Stored items

>> begin

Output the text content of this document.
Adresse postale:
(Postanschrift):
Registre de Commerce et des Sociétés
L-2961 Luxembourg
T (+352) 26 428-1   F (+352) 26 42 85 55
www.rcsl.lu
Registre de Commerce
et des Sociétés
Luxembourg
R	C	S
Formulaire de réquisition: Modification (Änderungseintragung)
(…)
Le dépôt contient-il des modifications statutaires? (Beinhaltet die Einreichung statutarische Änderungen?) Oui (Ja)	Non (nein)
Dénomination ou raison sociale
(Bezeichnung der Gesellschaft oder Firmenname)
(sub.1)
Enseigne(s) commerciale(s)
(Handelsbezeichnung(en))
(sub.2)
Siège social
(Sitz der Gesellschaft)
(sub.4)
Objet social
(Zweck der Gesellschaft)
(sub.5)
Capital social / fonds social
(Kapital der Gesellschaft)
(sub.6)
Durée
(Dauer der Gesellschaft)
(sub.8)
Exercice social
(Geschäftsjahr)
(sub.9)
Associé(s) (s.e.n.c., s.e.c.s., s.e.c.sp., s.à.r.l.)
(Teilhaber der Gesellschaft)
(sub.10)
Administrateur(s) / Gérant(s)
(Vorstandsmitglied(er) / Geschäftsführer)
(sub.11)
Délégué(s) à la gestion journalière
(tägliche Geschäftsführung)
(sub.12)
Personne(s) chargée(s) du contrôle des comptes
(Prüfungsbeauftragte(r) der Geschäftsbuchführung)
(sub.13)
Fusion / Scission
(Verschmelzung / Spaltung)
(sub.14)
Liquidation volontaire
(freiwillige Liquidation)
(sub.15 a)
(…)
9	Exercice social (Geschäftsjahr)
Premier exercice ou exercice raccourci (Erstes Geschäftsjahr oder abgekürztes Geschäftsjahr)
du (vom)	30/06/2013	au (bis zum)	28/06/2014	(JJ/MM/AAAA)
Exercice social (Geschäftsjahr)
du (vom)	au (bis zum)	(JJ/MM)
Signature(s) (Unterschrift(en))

>> end

Work required
All of the records must be repeated exactly.

Reply to the exercise
Output the text content of this document.
Adresse postale:
(Postanschrift):
Registre de Commerce et des Sociétés
L-2961 Luxembourg
T (+352) 26 428-1   F (+352) 26 42 85 55
www.rcsl.lu
Registre de Commerce
et des Sociétés
Luxembourg
R	C	S
Formulaire de réquisition: Modification (Änderungseintragung)
(…)
Le dépôt contient-il des modifications statutaires? (Beinhaltet die Einreichung statutarische Änderungen?) Oui (Ja)	Non (nein)
Dénomination ou raison sociale
(Bezeichnung der Gesellschaft oder Firmenname)
(sub.1)
Enseigne(s) commerciale(s)
(Handelsbezeichnung(en))
(sub.2)
Siège social
(Sitz der Gesellschaft)
(sub.4)
Objet social
(Zweck der Gesellschaft)
(sub.5)
Capital social / fonds social
(Kapital der Gesellschaft)
(sub.6)
Durée
(Dauer der Gesellschaft)
(sub.8)
Exercice social
(Geschäftsjahr)
(sub.9)
Associé(s) (s.e.n.c., s.e.c.s., s.e.c.sp., s.à.r.l.)
(Teilhaber der Gesellschaft)
(sub.10)
Administrateur(s) / Gérant(s)
(Vorstandsmitglied(er) / Geschäftsführer)
(sub.11)
Délégué(s) à la gestion journalière
(tägliche Geschäftsführung)
(sub.12)
Personne(s) chargée(s) du contrôle des comptes
(Prüfungsbeauftragte(r) der Geschäftsbuchführung)
(sub.13)
Fusion / Scission
(Verschmelzung / Spaltung)
(sub.14)
Liquidation volontaire
(freiwillige Liquidation)
(sub.15 a)
(…)
9	Exercice social (Geschäftsjahr)
Premier exercice ou exercice raccourci (Erstes Geschäftsjahr oder abgekürztes Geschäftsjahr)
du (vom)	30/06/2013	au (bis zum)	28/06/2014	(JJ/MM/AAAA)
Exercice social (Geschäftsjahr)
du (vom)	au (bis zum)	(JJ/MM)
Signature(s) (Unterschrift(en))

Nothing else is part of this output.